Listing:
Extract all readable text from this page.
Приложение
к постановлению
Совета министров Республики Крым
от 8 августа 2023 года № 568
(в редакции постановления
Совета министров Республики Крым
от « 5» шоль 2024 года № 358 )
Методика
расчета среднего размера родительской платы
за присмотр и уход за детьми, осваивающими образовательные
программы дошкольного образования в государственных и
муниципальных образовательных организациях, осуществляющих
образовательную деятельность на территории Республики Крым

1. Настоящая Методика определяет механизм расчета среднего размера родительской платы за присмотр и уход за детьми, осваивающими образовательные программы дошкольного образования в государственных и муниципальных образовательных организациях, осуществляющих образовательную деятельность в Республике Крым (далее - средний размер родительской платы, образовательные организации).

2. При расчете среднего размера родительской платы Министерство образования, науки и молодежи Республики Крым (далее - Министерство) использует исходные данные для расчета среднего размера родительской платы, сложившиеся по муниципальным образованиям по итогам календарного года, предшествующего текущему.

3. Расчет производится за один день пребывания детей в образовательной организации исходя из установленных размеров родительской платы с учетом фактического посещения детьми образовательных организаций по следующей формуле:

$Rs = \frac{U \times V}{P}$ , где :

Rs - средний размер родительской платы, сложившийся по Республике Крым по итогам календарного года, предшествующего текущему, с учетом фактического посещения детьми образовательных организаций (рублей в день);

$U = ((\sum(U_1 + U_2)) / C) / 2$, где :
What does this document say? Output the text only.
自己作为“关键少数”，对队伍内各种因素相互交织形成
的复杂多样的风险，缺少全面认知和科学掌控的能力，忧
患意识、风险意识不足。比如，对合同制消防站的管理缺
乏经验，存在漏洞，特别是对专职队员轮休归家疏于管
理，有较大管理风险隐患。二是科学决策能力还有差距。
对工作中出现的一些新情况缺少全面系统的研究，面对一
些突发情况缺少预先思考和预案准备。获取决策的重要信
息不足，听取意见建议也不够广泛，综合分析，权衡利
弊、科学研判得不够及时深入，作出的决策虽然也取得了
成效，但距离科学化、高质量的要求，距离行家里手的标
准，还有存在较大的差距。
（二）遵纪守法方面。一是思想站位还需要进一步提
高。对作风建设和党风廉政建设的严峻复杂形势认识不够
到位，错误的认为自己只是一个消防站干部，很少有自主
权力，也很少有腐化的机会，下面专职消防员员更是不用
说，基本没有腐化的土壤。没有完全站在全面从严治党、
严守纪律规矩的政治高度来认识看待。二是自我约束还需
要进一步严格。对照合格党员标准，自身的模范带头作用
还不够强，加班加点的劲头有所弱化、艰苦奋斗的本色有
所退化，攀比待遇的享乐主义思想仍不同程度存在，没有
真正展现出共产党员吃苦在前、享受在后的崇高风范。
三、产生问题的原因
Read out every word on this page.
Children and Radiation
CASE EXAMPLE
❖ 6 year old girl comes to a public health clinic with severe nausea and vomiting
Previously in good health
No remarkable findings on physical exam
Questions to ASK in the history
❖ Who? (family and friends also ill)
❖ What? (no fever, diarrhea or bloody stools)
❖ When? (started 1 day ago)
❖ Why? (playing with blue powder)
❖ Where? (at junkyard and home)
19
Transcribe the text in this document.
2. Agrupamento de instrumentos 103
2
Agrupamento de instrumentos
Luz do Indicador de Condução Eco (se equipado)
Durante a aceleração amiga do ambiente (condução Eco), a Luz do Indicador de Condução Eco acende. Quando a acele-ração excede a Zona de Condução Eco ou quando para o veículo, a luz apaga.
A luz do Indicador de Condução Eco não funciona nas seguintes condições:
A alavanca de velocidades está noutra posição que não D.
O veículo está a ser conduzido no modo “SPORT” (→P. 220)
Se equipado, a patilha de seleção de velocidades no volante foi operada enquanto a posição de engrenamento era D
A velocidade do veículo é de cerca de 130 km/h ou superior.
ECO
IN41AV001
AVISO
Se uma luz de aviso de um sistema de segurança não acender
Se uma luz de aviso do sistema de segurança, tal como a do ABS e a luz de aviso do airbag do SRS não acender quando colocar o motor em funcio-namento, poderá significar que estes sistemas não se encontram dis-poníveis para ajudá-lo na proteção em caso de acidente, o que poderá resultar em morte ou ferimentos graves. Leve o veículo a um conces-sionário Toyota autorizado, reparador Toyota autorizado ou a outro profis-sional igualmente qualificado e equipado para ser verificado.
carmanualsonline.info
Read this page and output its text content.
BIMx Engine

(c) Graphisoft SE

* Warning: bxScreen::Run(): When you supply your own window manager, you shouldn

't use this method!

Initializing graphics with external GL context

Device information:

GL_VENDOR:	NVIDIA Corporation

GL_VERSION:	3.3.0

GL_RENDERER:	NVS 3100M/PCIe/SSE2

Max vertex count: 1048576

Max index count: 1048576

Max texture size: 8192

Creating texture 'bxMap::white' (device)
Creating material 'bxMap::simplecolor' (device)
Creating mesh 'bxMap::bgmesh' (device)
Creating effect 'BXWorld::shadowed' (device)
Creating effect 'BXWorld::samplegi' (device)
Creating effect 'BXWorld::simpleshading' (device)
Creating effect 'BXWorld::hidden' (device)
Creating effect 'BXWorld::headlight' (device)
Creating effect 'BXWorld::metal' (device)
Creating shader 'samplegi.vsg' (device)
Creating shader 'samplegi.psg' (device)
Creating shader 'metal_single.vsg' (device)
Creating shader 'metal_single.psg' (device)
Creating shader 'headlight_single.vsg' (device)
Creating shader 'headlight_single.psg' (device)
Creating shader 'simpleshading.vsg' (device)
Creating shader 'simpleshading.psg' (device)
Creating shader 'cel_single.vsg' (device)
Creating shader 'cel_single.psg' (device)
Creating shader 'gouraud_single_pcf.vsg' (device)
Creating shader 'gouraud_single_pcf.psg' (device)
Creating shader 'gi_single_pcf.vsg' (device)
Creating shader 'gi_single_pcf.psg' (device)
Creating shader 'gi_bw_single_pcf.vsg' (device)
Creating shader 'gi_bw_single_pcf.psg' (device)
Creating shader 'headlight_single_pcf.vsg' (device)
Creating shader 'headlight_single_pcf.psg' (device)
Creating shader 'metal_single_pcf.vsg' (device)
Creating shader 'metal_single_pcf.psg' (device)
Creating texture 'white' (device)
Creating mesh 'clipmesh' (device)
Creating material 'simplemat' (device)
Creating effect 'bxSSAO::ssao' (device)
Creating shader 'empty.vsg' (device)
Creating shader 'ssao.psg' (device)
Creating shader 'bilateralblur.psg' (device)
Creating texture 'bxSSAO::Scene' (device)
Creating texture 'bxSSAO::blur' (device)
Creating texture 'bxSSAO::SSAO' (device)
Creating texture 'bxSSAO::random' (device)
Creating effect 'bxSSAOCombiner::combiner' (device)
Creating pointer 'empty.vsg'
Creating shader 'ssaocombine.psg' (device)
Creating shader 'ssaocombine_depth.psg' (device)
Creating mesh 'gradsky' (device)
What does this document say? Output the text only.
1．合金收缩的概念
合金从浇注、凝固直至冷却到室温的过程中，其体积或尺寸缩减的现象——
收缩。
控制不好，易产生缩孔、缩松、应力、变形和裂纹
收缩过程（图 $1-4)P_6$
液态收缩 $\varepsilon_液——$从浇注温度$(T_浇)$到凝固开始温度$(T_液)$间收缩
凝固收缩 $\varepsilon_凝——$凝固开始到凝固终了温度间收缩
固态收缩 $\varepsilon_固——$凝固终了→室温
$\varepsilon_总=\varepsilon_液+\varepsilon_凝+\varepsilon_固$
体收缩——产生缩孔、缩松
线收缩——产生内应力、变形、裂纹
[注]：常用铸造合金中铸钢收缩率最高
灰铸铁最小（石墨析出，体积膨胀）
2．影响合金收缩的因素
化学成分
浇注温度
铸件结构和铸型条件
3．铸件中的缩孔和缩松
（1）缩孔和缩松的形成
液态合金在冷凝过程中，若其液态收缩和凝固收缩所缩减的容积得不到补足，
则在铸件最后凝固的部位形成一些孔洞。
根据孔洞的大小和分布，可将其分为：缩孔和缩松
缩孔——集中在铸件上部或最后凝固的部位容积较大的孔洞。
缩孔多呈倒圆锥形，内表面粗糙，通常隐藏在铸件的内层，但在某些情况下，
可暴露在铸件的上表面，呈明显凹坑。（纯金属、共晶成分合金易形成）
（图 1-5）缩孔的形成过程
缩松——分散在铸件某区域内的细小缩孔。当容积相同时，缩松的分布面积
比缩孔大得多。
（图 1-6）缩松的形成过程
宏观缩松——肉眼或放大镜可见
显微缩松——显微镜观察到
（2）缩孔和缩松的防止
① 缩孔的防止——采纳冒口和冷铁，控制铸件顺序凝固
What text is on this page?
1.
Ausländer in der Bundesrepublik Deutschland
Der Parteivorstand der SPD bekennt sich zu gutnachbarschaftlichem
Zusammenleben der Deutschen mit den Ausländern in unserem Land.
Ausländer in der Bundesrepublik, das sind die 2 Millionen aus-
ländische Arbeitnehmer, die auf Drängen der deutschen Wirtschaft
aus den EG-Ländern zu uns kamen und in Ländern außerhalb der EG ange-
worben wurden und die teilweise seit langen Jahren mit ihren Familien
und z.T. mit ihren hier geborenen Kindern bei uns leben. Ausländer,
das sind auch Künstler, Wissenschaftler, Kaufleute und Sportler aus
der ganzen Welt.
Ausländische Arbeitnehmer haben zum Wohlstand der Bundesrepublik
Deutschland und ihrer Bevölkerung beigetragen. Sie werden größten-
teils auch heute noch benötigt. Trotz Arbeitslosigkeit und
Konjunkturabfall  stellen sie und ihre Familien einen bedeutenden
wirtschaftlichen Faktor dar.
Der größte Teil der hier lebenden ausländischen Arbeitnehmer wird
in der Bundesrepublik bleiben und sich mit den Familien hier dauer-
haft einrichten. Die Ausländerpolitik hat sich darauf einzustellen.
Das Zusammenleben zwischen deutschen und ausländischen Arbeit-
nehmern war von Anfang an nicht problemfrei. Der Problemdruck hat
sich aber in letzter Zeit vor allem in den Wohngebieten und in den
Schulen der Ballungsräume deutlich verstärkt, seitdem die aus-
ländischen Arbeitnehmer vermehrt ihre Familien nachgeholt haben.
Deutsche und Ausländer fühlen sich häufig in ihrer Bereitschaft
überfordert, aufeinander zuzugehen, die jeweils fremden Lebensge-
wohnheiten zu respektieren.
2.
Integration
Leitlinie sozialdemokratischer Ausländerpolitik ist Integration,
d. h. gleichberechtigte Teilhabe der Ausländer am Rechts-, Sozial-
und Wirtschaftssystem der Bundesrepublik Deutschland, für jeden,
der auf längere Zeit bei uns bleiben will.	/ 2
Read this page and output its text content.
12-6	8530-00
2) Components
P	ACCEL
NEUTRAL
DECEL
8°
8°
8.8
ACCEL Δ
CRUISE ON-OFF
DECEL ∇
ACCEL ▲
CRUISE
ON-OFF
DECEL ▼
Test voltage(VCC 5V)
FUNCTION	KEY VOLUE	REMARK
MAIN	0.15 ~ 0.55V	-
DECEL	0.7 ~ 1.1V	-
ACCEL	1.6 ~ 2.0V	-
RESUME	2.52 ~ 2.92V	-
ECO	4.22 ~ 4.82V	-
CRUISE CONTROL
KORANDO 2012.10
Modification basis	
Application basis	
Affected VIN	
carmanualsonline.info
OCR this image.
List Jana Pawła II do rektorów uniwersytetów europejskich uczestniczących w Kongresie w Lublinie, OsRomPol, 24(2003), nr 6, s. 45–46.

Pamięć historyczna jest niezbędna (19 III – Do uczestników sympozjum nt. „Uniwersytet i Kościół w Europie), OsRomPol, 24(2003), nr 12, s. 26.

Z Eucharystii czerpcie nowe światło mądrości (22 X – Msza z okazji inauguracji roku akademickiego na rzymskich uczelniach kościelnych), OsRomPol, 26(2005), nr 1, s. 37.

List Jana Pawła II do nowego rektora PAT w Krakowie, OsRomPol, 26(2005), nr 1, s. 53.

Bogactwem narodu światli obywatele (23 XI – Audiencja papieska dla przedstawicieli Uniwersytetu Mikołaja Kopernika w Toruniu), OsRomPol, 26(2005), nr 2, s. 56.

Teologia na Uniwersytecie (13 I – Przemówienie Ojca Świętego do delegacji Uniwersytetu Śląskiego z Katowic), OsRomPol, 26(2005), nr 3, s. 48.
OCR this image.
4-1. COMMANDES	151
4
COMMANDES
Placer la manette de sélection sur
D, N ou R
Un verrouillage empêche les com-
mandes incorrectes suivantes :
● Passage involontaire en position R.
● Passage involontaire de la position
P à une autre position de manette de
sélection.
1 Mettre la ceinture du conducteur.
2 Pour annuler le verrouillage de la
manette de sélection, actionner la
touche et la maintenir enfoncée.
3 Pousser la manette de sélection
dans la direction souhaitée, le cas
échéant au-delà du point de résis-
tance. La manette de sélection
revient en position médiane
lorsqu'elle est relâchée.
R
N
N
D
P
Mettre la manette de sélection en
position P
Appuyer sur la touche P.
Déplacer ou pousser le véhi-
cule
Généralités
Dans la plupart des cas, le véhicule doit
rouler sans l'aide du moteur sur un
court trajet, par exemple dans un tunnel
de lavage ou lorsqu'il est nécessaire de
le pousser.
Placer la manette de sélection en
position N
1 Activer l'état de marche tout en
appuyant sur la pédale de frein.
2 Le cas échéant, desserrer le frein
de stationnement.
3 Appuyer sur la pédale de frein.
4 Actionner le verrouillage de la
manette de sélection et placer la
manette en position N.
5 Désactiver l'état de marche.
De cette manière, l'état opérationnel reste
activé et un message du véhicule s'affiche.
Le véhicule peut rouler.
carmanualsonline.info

Written exercise:
What is the number of lines in this material that hold the string "lorsqu"? Answer with that number only.

Final answer:
2